What you should do: All of the records listed below should be retyped exactly.

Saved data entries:

--- START ---

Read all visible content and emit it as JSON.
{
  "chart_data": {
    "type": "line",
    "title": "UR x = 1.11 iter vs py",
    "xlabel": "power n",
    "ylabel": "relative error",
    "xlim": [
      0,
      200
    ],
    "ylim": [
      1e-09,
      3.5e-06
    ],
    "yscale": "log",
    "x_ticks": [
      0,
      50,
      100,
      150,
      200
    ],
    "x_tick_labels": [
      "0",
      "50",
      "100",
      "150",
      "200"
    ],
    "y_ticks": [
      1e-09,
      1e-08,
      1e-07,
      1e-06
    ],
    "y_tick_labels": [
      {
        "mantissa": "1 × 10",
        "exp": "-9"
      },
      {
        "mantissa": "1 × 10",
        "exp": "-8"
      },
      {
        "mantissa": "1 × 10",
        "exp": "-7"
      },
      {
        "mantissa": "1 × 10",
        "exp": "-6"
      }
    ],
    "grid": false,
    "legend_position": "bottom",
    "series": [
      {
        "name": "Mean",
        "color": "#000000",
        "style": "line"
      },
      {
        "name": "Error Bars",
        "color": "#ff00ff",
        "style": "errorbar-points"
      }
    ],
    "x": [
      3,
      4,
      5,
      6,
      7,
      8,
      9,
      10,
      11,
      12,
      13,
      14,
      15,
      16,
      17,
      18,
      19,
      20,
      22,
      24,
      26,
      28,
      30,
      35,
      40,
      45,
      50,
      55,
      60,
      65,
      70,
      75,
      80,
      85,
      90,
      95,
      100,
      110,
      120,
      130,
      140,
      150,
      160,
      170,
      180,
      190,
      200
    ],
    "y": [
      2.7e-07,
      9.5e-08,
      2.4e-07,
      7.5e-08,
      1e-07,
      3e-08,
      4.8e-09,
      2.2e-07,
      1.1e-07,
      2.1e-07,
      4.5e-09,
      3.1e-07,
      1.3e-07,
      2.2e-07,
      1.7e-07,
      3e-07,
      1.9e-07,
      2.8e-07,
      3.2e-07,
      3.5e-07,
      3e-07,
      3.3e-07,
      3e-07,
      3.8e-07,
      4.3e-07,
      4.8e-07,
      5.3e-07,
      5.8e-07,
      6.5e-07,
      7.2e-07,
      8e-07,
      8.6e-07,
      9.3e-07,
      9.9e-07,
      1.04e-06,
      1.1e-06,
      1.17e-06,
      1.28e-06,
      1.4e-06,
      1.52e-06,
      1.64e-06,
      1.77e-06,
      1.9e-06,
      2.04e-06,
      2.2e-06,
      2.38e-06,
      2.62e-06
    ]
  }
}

--- END ---

Task answer:
Read all visible content and emit it as JSON.
{
  "chart_data": {
    "type": "line",
    "title": "UR x = 1.11 iter vs py",
    "xlabel": "power n",
    "ylabel": "relative error",
    "xlim": [
      0,
      200
    ],
    "ylim": [
      1e-09,
      3.5e-06
    ],
    "yscale": "log",
    "x_ticks": [
      0,
      50,
      100,
      150,
      200
    ],
    "x_tick_labels": [
      "0",
      "50",
      "100",
      "150",
      "200"
    ],
    "y_ticks": [
      1e-09,
      1e-08,
      1e-07,
      1e-06
    ],
    "y_tick_labels": [
      {
        "mantissa": "1 × 10",
        "exp": "-9"
      },
      {
        "mantissa": "1 × 10",
        "exp": "-8"
      },
      {
        "mantissa": "1 × 10",
        "exp": "-7"
      },
      {
        "mantissa": "1 × 10",
        "exp": "-6"
      }
    ],
    "grid": false,
    "legend_position": "bottom",
    "series": [
      {
        "name": "Mean",
        "color": "#000000",
        "style": "line"
      },
      {
        "name": "Error Bars",
        "color": "#ff00ff",
        "style": "errorbar-points"
      }
    ],
    "x": [
      3,
      4,
      5,
      6,
      7,
      8,
      9,
      10,
      11,
      12,
      13,
      14,
      15,
      16,
      17,
      18,
      19,
      20,
      22,
      24,
      26,
      28,
      30,
      35,
      40,
      45,
      50,
      55,
      60,
      65,
      70,
      75,
      80,
      85,
      90,
      95,
      100,
      110,
      120,
      130,
      140,
      150,
      160,
      170,
      180,
      190,
      200
    ],
    "y": [
      2.7e-07,
      9.5e-08,
      2.4e-07,
      7.5e-08,
      1e-07,
      3e-08,
      4.8e-09,
      2.2e-07,
      1.1e-07,
      2.1e-07,
      4.5e-09,
      3.1e-07,
      1.3e-07,
      2.2e-07,
      1.7e-07,
      3e-07,
      1.9e-07,
      2.8e-07,
      3.2e-07,
      3.5e-07,
      3e-07,
      3.3e-07,
      3e-07,
      3.8e-07,
      4.3e-07,
      4.8e-07,
      5.3e-07,
      5.8e-07,
      6.5e-07,
      7.2e-07,
      8e-07,
      8.6e-07,
      9.3e-07,
      9.9e-07,
      1.04e-06,
      1.1e-06,
      1.17e-06,
      1.28e-06,
      1.4e-06,
      1.52e-06,
      1.64e-06,
      1.77e-06,
      1.9e-06,
      2.04e-06,
      2.2e-06,
      2.38e-06,
      2.62e-06
    ]
  }
}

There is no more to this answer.